From the records below, pull each line that has "Averaged".
- - -
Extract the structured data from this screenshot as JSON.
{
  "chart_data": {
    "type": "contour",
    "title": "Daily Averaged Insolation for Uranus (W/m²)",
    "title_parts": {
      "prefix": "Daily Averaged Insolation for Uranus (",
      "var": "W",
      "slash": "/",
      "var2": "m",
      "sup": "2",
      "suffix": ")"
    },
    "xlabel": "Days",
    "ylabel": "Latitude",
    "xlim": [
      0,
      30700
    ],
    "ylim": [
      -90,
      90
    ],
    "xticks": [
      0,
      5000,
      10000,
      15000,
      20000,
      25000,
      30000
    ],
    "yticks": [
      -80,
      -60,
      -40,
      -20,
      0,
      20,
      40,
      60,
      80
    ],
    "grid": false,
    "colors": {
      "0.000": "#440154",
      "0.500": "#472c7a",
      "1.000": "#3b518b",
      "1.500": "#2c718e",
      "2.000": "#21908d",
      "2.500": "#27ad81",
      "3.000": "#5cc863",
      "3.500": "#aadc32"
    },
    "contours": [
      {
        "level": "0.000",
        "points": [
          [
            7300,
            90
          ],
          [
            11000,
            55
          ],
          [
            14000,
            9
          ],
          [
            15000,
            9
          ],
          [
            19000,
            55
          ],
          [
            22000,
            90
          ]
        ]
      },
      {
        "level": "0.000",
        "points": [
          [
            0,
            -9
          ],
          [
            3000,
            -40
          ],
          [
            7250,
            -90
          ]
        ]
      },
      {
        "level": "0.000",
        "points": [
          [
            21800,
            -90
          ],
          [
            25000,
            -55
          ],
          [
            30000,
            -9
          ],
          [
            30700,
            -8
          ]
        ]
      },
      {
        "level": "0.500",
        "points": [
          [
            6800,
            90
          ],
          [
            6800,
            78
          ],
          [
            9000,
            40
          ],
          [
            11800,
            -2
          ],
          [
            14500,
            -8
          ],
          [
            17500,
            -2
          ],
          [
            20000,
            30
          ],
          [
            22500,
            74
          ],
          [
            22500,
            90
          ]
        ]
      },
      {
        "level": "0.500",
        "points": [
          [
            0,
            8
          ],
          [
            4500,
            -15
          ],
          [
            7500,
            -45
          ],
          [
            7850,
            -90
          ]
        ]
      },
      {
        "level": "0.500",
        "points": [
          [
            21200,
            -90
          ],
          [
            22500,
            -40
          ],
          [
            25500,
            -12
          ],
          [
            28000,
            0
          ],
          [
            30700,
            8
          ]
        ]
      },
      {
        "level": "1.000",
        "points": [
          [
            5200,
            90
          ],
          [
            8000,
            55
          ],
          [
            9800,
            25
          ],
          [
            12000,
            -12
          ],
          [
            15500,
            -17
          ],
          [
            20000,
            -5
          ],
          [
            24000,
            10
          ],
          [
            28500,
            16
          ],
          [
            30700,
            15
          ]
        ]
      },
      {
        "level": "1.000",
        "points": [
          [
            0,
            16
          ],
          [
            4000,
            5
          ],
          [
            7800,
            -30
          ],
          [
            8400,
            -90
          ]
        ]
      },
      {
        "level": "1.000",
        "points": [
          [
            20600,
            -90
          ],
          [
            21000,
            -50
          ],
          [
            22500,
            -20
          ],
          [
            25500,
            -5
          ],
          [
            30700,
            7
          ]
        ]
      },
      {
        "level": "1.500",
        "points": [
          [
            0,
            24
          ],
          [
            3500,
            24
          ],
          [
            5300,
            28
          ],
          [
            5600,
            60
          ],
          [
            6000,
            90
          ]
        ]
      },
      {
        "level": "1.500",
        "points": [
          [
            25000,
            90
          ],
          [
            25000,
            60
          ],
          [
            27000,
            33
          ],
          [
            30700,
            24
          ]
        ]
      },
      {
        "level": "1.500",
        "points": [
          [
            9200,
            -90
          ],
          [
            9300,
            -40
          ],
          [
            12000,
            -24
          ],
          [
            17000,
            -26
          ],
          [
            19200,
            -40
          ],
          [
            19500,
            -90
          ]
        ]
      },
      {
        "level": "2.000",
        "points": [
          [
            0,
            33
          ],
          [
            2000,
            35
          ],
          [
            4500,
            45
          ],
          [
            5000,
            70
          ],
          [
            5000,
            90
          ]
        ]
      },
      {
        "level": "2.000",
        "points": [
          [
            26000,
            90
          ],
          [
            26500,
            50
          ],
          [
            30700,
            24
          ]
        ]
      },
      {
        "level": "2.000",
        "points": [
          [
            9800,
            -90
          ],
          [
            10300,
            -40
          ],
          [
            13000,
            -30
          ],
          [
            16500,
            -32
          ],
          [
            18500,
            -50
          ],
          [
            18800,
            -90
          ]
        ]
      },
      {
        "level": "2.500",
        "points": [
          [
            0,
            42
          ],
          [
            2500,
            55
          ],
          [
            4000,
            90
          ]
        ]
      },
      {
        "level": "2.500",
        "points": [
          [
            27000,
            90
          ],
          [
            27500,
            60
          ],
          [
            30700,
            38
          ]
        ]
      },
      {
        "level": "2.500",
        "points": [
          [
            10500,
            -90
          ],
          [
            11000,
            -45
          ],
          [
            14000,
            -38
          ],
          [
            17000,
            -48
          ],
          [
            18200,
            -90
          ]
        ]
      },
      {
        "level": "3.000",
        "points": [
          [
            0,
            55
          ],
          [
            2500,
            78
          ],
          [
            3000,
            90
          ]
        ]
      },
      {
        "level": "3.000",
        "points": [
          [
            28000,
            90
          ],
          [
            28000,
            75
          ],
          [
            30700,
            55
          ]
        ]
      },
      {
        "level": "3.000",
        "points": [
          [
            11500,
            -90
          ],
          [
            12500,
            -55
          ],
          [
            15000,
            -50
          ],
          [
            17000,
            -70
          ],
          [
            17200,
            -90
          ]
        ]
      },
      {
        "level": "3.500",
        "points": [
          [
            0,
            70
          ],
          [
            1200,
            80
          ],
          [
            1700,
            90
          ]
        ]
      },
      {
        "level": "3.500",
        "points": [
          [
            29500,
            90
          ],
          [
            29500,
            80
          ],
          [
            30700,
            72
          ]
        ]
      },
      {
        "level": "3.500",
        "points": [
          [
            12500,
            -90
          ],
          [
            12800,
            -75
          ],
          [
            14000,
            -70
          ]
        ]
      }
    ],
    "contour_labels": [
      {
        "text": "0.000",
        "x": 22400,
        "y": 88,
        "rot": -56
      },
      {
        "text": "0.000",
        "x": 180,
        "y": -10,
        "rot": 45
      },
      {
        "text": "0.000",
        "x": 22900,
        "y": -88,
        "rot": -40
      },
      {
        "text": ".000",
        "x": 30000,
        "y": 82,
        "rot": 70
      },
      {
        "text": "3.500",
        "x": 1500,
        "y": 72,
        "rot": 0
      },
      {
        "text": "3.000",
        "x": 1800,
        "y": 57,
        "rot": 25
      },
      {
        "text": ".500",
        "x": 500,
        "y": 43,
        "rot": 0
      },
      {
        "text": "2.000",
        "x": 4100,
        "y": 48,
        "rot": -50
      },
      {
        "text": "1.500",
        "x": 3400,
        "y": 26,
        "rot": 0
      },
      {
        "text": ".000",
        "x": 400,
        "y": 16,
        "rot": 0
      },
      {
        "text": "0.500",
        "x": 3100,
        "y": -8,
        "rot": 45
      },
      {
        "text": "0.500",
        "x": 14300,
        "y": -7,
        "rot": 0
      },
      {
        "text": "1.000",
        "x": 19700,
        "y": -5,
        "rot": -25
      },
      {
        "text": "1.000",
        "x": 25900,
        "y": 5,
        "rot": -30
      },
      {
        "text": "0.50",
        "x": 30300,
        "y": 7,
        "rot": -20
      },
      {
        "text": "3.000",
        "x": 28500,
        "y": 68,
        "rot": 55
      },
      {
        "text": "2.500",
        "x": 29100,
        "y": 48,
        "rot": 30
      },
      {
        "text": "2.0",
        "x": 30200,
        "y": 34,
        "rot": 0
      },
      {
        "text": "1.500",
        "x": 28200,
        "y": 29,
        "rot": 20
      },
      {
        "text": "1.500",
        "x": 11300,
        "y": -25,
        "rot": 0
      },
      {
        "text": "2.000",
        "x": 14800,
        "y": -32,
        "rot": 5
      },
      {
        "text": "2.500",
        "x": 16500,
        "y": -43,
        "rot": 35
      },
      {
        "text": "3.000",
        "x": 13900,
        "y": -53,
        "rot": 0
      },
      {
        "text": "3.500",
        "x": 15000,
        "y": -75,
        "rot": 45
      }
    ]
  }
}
- - -
◆ Result of this exercise
    "title": "Daily Averaged Insolation for Uranus (W/m²)",
      "prefix": "Daily Averaged Insolation for Uranus (",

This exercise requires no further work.